RECORDS FOR THIS TASK -
-- -- --
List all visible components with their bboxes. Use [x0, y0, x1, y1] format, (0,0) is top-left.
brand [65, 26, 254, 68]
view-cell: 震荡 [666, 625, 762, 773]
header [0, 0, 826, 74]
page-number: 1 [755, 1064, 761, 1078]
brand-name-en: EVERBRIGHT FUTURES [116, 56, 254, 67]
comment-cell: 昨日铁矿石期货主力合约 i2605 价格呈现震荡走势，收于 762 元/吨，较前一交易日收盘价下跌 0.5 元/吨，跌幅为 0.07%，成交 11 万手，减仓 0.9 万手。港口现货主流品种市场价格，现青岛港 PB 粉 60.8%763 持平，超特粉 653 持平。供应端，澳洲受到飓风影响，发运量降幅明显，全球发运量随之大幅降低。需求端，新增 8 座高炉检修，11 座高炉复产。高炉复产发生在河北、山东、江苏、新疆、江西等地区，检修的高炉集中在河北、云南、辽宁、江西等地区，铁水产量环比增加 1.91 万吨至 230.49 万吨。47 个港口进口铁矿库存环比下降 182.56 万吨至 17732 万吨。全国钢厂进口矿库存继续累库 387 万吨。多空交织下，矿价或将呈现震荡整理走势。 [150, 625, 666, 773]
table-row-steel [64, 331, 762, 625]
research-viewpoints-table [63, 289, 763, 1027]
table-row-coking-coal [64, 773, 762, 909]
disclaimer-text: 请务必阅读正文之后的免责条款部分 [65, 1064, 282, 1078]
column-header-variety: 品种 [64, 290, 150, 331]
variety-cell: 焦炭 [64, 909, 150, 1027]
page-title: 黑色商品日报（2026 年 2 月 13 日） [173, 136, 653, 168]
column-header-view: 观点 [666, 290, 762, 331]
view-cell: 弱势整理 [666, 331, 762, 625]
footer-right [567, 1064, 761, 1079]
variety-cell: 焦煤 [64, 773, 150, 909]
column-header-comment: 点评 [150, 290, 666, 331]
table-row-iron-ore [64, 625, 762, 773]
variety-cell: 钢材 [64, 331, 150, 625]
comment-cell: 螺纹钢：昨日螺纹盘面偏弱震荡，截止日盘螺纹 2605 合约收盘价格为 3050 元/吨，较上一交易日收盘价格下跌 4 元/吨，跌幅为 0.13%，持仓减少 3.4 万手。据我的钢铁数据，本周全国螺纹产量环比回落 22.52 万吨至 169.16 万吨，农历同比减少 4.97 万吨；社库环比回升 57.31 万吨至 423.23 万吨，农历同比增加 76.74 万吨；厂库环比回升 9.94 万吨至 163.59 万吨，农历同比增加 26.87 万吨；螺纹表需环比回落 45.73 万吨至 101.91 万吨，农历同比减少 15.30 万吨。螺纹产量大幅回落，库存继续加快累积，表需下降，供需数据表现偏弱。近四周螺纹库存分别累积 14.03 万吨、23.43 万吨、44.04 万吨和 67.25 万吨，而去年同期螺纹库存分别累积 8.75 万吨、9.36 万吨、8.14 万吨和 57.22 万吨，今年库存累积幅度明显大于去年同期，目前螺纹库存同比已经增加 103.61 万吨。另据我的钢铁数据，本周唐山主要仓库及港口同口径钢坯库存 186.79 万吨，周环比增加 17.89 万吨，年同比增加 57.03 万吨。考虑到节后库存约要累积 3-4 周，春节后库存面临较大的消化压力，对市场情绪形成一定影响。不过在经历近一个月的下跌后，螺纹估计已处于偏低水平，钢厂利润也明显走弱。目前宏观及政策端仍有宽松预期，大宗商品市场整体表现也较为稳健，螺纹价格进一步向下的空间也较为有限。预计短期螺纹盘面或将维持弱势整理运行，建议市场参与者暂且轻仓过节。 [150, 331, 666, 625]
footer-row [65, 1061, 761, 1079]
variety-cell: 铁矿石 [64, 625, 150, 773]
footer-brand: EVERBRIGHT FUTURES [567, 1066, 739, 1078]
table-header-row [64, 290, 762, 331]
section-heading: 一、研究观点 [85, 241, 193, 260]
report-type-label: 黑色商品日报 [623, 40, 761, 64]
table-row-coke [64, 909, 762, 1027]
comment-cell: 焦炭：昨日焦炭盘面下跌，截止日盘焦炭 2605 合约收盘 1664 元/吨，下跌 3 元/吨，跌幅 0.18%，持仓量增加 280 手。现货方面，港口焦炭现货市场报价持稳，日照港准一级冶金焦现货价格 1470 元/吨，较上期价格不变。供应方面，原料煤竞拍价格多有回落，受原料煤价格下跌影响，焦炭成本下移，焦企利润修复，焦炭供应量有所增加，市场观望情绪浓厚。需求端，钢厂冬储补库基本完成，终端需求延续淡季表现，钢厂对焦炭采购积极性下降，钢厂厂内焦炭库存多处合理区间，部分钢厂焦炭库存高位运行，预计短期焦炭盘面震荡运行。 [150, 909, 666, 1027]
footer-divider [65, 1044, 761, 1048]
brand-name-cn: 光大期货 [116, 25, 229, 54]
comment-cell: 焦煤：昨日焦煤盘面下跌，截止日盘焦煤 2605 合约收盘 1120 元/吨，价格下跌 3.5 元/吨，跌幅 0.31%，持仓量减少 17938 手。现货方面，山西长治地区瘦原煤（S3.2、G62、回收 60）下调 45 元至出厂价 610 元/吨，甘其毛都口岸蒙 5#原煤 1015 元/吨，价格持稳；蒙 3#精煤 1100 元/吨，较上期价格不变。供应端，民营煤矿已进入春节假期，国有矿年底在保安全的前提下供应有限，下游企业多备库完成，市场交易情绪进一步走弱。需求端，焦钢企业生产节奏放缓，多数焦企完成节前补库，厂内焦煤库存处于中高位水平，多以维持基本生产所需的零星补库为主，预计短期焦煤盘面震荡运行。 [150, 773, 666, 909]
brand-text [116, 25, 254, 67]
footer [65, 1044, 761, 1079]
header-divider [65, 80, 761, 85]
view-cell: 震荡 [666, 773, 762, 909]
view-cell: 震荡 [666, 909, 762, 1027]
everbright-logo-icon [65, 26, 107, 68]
-- -- --
PROBLEM STATEMENT - Copy the listing word for word, starting at its very first line and ending at the line that contains "variety-cell: 钢材 [64, 331, 150, 625]". Include both of those lines.

OUTPUT BELOW -
List all visible components with their bboxes. Use [x0, y0, x1, y1] format, (0,0) is top-left.
brand [65, 26, 254, 68]
view-cell: 震荡 [666, 625, 762, 773]
header [0, 0, 826, 74]
page-number: 1 [755, 1064, 761, 1078]
brand-name-en: EVERBRIGHT FUTURES [116, 56, 254, 67]
comment-cell: 昨日铁矿石期货主力合约 i2605 价格呈现震荡走势，收于 762 元/吨，较前一交易日收盘价下跌 0.5 元/吨，跌幅为 0.07%，成交 11 万手，减仓 0.9 万手。港口现货主流品种市场价格，现青岛港 PB 粉 60.8%763 持平，超特粉 653 持平。供应端，澳洲受到飓风影响，发运量降幅明显，全球发运量随之大幅降低。需求端，新增 8 座高炉检修，11 座高炉复产。高炉复产发生在河北、山东、江苏、新疆、江西等地区，检修的高炉集中在河北、云南、辽宁、江西等地区，铁水产量环比增加 1.91 万吨至 230.49 万吨。47 个港口进口铁矿库存环比下降 182.56 万吨至 17732 万吨。全国钢厂进口矿库存继续累库 387 万吨。多空交织下，矿价或将呈现震荡整理走势。 [150, 625, 666, 773]
table-row-steel [64, 331, 762, 625]
research-viewpoints-table [63, 289, 763, 1027]
table-row-coking-coal [64, 773, 762, 909]
disclaimer-text: 请务必阅读正文之后的免责条款部分 [65, 1064, 282, 1078]
column-header-variety: 品种 [64, 290, 150, 331]
variety-cell: 焦炭 [64, 909, 150, 1027]
page-title: 黑色商品日报（2026 年 2 月 13 日） [173, 136, 653, 168]
column-header-view: 观点 [666, 290, 762, 331]
view-cell: 弱势整理 [666, 331, 762, 625]
footer-right [567, 1064, 761, 1079]
variety-cell: 焦煤 [64, 773, 150, 909]
column-header-comment: 点评 [150, 290, 666, 331]
table-row-iron-ore [64, 625, 762, 773]
variety-cell: 钢材 [64, 331, 150, 625]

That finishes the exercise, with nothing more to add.